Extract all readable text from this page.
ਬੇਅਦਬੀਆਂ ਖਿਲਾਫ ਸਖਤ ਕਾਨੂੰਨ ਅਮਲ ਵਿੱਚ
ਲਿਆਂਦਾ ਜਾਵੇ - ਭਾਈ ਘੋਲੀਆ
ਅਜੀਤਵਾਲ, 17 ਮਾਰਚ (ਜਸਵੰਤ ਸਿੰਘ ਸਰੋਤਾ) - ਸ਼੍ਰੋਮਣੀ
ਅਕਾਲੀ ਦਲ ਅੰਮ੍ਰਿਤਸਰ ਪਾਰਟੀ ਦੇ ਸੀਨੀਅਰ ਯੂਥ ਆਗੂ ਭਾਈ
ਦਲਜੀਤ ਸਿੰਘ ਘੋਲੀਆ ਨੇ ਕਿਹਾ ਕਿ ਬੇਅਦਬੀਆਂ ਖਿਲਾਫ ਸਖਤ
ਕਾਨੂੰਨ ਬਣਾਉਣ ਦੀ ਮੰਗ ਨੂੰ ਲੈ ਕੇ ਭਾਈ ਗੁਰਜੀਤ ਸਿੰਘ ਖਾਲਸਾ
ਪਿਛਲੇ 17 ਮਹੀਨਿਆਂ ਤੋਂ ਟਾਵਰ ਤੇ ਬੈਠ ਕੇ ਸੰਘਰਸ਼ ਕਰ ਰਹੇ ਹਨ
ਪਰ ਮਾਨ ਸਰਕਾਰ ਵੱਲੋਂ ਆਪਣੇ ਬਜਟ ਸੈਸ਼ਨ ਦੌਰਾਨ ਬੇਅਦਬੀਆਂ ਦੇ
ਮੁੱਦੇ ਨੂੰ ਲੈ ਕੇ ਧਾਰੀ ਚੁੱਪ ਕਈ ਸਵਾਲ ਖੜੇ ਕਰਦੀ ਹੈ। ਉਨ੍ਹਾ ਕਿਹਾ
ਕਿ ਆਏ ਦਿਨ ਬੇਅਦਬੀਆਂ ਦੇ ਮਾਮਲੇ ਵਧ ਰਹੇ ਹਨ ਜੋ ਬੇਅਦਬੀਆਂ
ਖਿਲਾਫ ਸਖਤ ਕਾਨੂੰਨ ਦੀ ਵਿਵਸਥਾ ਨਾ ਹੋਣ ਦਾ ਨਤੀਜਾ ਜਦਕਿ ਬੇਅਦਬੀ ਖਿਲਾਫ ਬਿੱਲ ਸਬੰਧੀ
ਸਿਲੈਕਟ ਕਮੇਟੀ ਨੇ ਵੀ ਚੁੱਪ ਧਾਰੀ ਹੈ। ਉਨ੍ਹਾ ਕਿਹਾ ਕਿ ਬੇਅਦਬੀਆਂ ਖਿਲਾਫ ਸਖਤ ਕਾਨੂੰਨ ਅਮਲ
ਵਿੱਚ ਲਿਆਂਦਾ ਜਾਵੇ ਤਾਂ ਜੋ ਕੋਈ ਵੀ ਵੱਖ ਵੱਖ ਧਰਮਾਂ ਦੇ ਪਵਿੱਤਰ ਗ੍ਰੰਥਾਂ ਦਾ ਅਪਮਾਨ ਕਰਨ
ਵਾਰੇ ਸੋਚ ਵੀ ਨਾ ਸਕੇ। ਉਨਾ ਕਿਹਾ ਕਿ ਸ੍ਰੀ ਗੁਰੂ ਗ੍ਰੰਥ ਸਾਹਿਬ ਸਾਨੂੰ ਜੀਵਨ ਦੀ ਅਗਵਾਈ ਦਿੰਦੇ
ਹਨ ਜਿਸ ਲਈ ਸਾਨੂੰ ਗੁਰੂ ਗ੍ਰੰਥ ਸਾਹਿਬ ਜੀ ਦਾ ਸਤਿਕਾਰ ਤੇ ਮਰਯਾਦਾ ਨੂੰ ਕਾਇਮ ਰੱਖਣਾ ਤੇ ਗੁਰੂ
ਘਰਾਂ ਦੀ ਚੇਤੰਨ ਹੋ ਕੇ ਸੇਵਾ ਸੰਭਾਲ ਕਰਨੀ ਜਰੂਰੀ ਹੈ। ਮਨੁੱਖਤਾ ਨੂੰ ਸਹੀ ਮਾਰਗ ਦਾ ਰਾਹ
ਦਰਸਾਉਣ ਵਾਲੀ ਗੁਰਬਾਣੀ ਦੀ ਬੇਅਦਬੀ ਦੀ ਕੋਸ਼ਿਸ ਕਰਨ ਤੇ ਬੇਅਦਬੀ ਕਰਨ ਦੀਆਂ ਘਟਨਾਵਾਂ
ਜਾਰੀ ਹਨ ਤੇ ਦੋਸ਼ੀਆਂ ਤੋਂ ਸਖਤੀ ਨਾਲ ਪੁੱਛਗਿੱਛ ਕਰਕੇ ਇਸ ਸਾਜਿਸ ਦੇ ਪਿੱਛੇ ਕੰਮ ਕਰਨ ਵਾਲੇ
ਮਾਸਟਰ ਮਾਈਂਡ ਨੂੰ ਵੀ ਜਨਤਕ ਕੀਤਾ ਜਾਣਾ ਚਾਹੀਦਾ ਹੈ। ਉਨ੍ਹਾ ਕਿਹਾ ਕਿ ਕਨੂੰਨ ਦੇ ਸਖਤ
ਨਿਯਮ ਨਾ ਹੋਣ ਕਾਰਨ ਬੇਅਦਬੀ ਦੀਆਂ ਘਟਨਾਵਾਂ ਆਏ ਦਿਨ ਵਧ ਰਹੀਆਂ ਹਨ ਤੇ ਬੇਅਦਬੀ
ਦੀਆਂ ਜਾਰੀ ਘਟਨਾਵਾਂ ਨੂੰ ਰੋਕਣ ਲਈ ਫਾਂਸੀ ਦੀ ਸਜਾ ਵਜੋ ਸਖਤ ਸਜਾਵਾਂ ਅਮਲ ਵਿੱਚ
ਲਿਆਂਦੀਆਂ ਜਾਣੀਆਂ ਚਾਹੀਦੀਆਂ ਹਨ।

------------

*REQUIRED TASK*:
Copy all data exactly, start to finish.

*OUTPUT FOR THIS EXERCISE*:
Extract all readable text from this page.
ਬੇਅਦਬੀਆਂ ਖਿਲਾਫ ਸਖਤ ਕਾਨੂੰਨ ਅਮਲ ਵਿੱਚ
ਲਿਆਂਦਾ ਜਾਵੇ - ਭਾਈ ਘੋਲੀਆ
ਅਜੀਤਵਾਲ, 17 ਮਾਰਚ (ਜਸਵੰਤ ਸਿੰਘ ਸਰੋਤਾ) - ਸ਼੍ਰੋਮਣੀ
ਅਕਾਲੀ ਦਲ ਅੰਮ੍ਰਿਤਸਰ ਪਾਰਟੀ ਦੇ ਸੀਨੀਅਰ ਯੂਥ ਆਗੂ ਭਾਈ
ਦਲਜੀਤ ਸਿੰਘ ਘੋਲੀਆ ਨੇ ਕਿਹਾ ਕਿ ਬੇਅਦਬੀਆਂ ਖਿਲਾਫ ਸਖਤ
ਕਾਨੂੰਨ ਬਣਾਉਣ ਦੀ ਮੰਗ ਨੂੰ ਲੈ ਕੇ ਭਾਈ ਗੁਰਜੀਤ ਸਿੰਘ ਖਾਲਸਾ
ਪਿਛਲੇ 17 ਮਹੀਨਿਆਂ ਤੋਂ ਟਾਵਰ ਤੇ ਬੈਠ ਕੇ ਸੰਘਰਸ਼ ਕਰ ਰਹੇ ਹਨ
ਪਰ ਮਾਨ ਸਰਕਾਰ ਵੱਲੋਂ ਆਪਣੇ ਬਜਟ ਸੈਸ਼ਨ ਦੌਰਾਨ ਬੇਅਦਬੀਆਂ ਦੇ
ਮੁੱਦੇ ਨੂੰ ਲੈ ਕੇ ਧਾਰੀ ਚੁੱਪ ਕਈ ਸਵਾਲ ਖੜੇ ਕਰਦੀ ਹੈ। ਉਨ੍ਹਾ ਕਿਹਾ
ਕਿ ਆਏ ਦਿਨ ਬੇਅਦਬੀਆਂ ਦੇ ਮਾਮਲੇ ਵਧ ਰਹੇ ਹਨ ਜੋ ਬੇਅਦਬੀਆਂ
ਖਿਲਾਫ ਸਖਤ ਕਾਨੂੰਨ ਦੀ ਵਿਵਸਥਾ ਨਾ ਹੋਣ ਦਾ ਨਤੀਜਾ ਜਦਕਿ ਬੇਅਦਬੀ ਖਿਲਾਫ ਬਿੱਲ ਸਬੰਧੀ
ਸਿਲੈਕਟ ਕਮੇਟੀ ਨੇ ਵੀ ਚੁੱਪ ਧਾਰੀ ਹੈ। ਉਨ੍ਹਾ ਕਿਹਾ ਕਿ ਬੇਅਦਬੀਆਂ ਖਿਲਾਫ ਸਖਤ ਕਾਨੂੰਨ ਅਮਲ
ਵਿੱਚ ਲਿਆਂਦਾ ਜਾਵੇ ਤਾਂ ਜੋ ਕੋਈ ਵੀ ਵੱਖ ਵੱਖ ਧਰਮਾਂ ਦੇ ਪਵਿੱਤਰ ਗ੍ਰੰਥਾਂ ਦਾ ਅਪਮਾਨ ਕਰਨ
ਵਾਰੇ ਸੋਚ ਵੀ ਨਾ ਸਕੇ। ਉਨਾ ਕਿਹਾ ਕਿ ਸ੍ਰੀ ਗੁਰੂ ਗ੍ਰੰਥ ਸਾਹਿਬ ਸਾਨੂੰ ਜੀਵਨ ਦੀ ਅਗਵਾਈ ਦਿੰਦੇ
ਹਨ ਜਿਸ ਲਈ ਸਾਨੂੰ ਗੁਰੂ ਗ੍ਰੰਥ ਸਾਹਿਬ ਜੀ ਦਾ ਸਤਿਕਾਰ ਤੇ ਮਰਯਾਦਾ ਨੂੰ ਕਾਇਮ ਰੱਖਣਾ ਤੇ ਗੁਰੂ
ਘਰਾਂ ਦੀ ਚੇਤੰਨ ਹੋ ਕੇ ਸੇਵਾ ਸੰਭਾਲ ਕਰਨੀ ਜਰੂਰੀ ਹੈ। ਮਨੁੱਖਤਾ ਨੂੰ ਸਹੀ ਮਾਰਗ ਦਾ ਰਾਹ
ਦਰਸਾਉਣ ਵਾਲੀ ਗੁਰਬਾਣੀ ਦੀ ਬੇਅਦਬੀ ਦੀ ਕੋਸ਼ਿਸ ਕਰਨ ਤੇ ਬੇਅਦਬੀ ਕਰਨ ਦੀਆਂ ਘਟਨਾਵਾਂ
ਜਾਰੀ ਹਨ ਤੇ ਦੋਸ਼ੀਆਂ ਤੋਂ ਸਖਤੀ ਨਾਲ ਪੁੱਛਗਿੱਛ ਕਰਕੇ ਇਸ ਸਾਜਿਸ ਦੇ ਪਿੱਛੇ ਕੰਮ ਕਰਨ ਵਾਲੇ
ਮਾਸਟਰ ਮਾਈਂਡ ਨੂੰ ਵੀ ਜਨਤਕ ਕੀਤਾ ਜਾਣਾ ਚਾਹੀਦਾ ਹੈ। ਉਨ੍ਹਾ ਕਿਹਾ ਕਿ ਕਨੂੰਨ ਦੇ ਸਖਤ
ਨਿਯਮ ਨਾ ਹੋਣ ਕਾਰਨ ਬੇਅਦਬੀ ਦੀਆਂ ਘਟਨਾਵਾਂ ਆਏ ਦਿਨ ਵਧ ਰਹੀਆਂ ਹਨ ਤੇ ਬੇਅਦਬੀ
ਦੀਆਂ ਜਾਰੀ ਘਟਨਾਵਾਂ ਨੂੰ ਰੋਕਣ ਲਈ ਫਾਂਸੀ ਦੀ ਸਜਾ ਵਜੋ ਸਖਤ ਸਜਾਵਾਂ ਅਮਲ ਵਿੱਚ
ਲਿਆਂਦੀਆਂ ਜਾਣੀਆਂ ਚਾਹੀਦੀਆਂ ਹਨ।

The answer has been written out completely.